▶ **Stated problem**
Send each entry back exactly as given, pictures excluded.

Chart and figure data
* * *

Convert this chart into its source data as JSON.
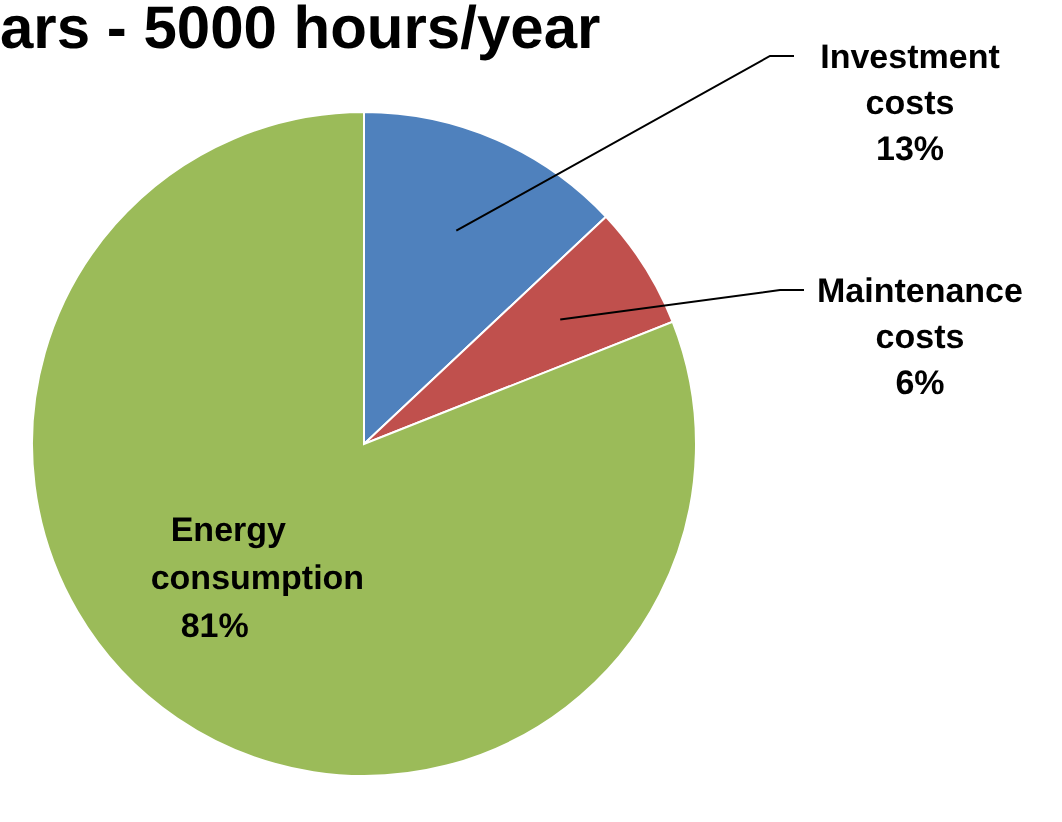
{
  "chart_data": {
    "type": "pie",
    "title": "ars - 5000 hours/year",
    "categories": [
      "Investment costs",
      "Maintenance costs",
      "Energy consumption"
    ],
    "values": [
      13,
      6,
      81
    ],
    "value_labels": [
      "13%",
      "6%",
      "81%"
    ],
    "colors": [
      "#4f81bd",
      "#c0504d",
      "#9bbb59"
    ]
  }
}
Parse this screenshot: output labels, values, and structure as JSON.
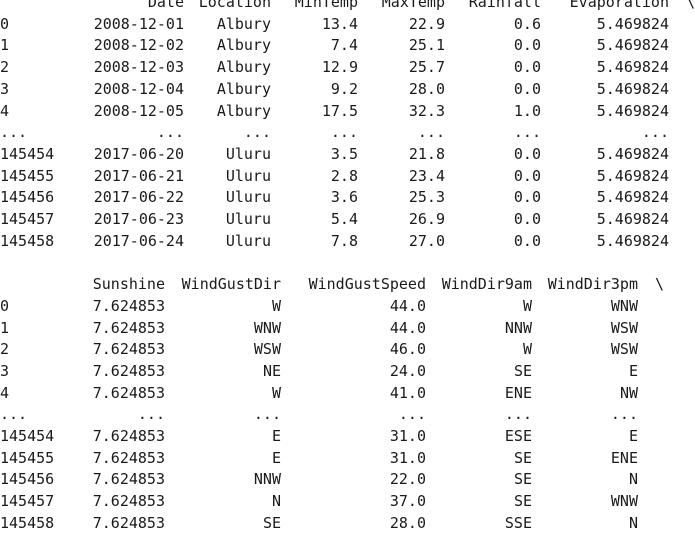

* * *

▶ **Solved exercise**
Convert this chart into its source data as JSON.
{
  "chart_data": {
    "type": "pie",
    "title": "ars - 5000 hours/year",
    "categories": [
      "Investment costs",
      "Maintenance costs",
      "Energy consumption"
    ],
    "values": [
      13,
      6,
      81
    ],
    "value_labels": [
      "13%",
      "6%",
      "81%"
    ],
    "colors": [
      "#4f81bd",
      "#c0504d",
      "#9bbb59"
    ]
  }
}
Parse this screenshot: output labels, values, and structure as JSON.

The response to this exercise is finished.